**GIVEN PROBLEM:**
Check each line for the word "Rating" and give how many have it. Say nothing else.

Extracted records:
....
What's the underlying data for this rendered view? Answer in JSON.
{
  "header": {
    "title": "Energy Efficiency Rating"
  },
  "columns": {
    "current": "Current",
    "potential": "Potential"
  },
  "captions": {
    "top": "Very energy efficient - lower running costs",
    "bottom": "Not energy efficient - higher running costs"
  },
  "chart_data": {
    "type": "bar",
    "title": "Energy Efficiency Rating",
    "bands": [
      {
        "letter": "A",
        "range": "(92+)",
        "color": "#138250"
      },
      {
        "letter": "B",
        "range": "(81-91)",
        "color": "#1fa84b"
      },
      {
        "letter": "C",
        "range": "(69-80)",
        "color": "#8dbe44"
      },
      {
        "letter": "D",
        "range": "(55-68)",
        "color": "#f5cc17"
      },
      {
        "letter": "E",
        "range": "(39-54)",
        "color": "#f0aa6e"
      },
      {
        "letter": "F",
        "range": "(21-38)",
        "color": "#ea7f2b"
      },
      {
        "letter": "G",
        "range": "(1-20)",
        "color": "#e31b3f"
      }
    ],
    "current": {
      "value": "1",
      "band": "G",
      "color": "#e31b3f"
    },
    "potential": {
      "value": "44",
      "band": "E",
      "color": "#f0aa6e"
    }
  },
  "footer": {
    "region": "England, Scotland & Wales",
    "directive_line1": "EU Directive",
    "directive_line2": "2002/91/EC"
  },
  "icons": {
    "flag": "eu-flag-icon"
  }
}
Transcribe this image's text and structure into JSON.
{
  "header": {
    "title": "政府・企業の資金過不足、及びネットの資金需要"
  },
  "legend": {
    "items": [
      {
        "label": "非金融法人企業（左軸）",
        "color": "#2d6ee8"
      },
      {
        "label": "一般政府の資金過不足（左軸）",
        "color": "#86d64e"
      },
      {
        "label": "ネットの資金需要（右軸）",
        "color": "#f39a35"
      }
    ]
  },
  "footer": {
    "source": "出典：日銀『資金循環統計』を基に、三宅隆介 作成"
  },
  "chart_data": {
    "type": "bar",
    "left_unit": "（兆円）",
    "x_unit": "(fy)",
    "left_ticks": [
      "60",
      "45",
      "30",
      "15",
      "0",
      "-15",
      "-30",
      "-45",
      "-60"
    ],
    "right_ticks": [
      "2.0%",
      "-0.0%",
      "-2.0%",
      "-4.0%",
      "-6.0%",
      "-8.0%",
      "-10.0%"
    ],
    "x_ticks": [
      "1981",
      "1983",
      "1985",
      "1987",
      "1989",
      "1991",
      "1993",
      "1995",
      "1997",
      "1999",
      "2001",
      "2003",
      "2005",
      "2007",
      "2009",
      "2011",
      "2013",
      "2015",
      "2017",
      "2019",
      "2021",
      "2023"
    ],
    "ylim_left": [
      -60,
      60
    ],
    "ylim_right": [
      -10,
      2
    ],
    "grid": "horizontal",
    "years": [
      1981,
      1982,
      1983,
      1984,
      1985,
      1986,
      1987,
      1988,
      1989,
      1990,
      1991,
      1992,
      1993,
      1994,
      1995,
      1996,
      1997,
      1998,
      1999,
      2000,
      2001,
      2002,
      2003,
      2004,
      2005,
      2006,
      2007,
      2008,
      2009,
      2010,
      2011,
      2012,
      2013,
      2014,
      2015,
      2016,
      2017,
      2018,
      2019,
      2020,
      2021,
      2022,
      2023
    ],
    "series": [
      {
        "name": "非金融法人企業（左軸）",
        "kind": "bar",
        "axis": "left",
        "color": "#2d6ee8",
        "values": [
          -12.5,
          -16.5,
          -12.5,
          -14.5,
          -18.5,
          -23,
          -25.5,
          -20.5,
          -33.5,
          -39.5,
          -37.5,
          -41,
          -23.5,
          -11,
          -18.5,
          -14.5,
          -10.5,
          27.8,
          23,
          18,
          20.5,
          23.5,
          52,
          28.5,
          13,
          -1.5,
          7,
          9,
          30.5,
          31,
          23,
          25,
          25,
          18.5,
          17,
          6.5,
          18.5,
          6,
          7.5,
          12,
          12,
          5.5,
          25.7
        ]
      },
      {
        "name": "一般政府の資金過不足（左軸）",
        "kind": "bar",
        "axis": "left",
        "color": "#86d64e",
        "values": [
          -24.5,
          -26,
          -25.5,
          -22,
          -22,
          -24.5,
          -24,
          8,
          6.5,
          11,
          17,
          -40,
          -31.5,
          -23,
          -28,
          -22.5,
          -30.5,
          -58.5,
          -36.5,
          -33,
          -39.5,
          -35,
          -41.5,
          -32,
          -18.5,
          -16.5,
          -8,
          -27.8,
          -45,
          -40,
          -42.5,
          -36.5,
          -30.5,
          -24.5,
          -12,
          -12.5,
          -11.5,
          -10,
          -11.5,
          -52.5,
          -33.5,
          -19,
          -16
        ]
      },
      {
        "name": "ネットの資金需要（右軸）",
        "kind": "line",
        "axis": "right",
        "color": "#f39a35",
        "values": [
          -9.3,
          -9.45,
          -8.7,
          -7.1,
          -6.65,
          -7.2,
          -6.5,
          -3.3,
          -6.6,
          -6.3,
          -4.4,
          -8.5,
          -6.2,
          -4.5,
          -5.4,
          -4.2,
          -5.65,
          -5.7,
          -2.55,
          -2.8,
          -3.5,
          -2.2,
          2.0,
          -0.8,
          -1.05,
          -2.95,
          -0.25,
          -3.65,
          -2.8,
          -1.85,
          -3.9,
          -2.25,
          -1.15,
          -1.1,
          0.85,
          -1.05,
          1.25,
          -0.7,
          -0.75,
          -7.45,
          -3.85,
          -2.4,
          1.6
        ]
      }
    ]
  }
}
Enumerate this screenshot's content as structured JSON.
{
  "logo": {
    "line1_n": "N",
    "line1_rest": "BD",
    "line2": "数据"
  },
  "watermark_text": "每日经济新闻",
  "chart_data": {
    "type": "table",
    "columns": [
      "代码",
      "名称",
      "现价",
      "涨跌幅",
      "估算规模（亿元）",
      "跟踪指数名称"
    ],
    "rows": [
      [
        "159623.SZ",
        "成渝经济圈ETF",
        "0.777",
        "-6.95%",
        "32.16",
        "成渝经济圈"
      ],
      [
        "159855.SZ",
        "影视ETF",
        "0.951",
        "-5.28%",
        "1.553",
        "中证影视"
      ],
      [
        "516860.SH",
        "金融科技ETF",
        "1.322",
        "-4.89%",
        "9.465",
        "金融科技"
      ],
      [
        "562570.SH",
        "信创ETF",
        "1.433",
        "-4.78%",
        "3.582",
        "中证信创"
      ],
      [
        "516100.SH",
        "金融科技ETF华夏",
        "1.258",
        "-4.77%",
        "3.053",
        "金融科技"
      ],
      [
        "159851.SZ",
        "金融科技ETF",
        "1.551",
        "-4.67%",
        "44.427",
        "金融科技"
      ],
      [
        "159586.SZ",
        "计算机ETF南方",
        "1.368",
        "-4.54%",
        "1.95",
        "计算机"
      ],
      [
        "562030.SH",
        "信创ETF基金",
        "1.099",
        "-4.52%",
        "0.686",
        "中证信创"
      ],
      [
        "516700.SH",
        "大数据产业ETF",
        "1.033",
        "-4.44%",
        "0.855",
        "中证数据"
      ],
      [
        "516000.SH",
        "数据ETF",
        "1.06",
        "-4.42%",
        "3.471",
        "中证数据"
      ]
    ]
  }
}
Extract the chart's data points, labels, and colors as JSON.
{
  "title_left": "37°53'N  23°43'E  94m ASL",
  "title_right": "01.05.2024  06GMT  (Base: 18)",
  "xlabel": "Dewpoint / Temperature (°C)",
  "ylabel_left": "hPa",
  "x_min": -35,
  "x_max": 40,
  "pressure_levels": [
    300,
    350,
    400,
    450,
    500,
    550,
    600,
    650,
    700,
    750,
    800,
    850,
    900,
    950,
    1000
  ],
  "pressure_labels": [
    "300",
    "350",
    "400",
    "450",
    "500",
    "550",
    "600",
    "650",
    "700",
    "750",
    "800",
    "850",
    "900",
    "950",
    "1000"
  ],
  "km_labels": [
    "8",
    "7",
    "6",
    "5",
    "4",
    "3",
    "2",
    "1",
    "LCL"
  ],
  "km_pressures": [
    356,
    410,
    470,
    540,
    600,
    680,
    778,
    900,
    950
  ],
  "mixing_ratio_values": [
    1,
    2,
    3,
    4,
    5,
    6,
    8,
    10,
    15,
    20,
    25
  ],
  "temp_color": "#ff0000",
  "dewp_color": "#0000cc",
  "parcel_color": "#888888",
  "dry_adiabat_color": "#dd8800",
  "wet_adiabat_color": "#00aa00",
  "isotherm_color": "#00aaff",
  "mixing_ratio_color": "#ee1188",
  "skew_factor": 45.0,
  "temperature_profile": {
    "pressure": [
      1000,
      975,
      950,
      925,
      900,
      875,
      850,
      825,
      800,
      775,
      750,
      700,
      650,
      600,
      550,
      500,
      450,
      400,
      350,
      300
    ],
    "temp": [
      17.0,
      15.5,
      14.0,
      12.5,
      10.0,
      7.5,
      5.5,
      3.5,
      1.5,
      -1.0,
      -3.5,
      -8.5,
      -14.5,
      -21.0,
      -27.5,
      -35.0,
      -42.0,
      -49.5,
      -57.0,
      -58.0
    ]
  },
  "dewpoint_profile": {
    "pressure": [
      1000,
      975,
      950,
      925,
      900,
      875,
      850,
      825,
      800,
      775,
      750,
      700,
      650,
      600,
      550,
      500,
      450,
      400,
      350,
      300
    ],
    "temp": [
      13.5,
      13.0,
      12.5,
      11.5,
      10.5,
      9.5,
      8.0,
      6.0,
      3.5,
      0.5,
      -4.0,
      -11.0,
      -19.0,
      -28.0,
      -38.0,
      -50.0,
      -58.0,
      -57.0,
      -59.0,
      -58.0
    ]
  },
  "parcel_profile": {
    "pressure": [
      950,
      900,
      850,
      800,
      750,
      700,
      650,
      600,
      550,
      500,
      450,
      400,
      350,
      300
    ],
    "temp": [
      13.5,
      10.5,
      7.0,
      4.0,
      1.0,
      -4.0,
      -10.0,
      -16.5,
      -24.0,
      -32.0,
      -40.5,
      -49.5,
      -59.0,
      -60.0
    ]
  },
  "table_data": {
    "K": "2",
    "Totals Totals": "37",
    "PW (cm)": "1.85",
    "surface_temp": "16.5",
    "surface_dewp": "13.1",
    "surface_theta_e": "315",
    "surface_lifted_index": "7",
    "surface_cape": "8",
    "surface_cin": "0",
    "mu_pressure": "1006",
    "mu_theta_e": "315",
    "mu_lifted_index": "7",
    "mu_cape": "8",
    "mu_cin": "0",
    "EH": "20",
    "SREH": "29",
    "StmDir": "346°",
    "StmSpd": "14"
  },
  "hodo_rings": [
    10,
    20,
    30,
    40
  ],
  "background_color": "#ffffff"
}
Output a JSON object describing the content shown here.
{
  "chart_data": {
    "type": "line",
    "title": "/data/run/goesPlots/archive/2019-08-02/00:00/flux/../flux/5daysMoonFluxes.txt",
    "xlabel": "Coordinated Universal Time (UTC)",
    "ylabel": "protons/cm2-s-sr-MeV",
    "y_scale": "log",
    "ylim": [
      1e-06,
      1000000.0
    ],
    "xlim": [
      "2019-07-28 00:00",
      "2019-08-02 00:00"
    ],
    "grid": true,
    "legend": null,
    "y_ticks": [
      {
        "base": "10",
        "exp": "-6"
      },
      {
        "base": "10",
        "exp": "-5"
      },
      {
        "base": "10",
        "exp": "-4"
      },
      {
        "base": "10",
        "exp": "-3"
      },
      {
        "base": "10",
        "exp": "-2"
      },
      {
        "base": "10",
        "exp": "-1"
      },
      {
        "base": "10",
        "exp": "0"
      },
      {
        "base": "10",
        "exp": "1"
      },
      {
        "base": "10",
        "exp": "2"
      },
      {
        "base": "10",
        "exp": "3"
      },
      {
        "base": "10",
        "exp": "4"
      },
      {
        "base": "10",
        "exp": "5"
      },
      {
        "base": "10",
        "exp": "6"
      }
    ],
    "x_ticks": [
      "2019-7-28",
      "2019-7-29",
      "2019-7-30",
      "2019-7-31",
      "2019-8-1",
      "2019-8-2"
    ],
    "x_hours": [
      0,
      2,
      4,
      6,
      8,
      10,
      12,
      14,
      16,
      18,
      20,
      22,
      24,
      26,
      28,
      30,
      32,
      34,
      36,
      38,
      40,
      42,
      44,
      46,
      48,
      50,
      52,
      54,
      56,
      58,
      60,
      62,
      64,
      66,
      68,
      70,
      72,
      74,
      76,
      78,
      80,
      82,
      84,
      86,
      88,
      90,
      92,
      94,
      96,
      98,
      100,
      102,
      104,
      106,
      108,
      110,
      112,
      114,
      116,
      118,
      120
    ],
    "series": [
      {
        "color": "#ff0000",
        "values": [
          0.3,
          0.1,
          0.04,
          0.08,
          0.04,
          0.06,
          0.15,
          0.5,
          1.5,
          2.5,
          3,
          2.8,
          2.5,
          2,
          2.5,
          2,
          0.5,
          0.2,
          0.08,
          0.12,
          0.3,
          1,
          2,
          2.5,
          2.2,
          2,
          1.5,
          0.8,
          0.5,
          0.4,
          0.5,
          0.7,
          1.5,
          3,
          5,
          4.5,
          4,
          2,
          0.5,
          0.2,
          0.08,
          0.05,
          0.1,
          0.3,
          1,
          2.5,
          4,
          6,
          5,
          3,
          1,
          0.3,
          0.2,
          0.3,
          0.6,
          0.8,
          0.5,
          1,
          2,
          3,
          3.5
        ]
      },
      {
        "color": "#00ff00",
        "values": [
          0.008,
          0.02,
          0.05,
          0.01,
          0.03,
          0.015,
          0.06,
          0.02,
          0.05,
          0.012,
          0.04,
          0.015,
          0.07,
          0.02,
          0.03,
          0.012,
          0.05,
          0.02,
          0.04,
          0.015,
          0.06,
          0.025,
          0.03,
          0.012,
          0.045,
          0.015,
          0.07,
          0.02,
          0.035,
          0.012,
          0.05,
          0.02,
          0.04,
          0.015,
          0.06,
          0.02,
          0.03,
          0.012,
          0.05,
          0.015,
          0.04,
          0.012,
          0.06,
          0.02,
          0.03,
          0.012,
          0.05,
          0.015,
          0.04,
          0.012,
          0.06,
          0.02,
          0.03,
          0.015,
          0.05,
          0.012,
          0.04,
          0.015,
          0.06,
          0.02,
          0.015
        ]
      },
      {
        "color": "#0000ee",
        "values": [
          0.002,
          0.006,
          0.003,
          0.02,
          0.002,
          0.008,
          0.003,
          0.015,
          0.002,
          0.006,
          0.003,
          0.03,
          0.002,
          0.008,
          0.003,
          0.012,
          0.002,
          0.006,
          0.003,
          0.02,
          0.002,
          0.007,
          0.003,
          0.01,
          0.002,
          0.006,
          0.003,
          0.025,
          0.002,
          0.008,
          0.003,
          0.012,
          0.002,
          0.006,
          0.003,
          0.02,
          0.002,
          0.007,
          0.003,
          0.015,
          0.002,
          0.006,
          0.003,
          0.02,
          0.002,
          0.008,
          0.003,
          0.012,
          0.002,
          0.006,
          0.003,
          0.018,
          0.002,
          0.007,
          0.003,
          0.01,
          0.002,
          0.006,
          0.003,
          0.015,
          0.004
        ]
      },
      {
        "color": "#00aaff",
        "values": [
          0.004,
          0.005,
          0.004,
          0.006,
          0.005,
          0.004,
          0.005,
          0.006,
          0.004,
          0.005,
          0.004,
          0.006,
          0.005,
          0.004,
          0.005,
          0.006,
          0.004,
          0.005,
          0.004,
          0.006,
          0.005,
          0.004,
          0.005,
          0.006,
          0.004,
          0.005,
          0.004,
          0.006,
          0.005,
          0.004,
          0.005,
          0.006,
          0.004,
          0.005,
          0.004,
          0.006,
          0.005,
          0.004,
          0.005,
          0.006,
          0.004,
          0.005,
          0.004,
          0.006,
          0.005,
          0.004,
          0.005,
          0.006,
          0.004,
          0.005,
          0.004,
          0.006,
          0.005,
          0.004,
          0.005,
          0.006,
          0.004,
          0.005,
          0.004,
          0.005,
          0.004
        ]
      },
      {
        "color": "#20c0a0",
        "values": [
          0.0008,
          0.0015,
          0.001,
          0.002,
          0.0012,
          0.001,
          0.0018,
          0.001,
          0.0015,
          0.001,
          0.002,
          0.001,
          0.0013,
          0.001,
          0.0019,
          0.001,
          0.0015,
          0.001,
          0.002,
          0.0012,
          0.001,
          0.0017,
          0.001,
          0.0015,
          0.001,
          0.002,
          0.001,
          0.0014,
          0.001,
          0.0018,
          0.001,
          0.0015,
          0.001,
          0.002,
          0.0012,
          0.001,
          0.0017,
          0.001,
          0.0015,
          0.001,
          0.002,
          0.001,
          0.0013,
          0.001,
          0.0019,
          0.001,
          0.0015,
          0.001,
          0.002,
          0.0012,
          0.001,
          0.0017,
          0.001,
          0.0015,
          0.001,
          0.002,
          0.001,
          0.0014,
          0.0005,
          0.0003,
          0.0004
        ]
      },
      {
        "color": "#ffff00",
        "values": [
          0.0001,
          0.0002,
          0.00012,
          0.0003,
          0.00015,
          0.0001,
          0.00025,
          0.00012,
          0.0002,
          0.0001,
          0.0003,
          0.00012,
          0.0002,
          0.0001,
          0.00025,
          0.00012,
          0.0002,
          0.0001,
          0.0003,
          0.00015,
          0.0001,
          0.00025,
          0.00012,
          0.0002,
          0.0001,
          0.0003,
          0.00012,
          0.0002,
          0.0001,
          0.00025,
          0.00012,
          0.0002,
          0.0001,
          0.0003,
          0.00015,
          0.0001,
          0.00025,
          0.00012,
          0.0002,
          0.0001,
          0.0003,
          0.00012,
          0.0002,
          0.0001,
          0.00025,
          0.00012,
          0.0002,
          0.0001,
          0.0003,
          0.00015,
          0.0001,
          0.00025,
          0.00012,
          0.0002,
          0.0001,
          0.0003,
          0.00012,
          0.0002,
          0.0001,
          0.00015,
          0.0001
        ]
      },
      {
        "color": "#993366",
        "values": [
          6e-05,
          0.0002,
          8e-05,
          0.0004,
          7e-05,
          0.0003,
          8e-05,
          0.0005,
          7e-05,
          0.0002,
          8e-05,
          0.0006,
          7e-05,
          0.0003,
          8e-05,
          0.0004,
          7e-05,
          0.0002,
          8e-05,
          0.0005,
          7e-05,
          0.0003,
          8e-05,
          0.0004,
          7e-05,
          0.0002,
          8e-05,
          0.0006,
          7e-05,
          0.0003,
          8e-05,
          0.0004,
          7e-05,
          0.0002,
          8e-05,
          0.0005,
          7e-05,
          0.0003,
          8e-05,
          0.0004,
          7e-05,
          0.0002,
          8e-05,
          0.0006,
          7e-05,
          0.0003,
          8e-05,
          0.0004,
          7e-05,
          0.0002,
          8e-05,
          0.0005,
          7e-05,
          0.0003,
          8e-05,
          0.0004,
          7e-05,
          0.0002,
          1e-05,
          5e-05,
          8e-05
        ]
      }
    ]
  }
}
....
**EXERCISE ANSWER:**
2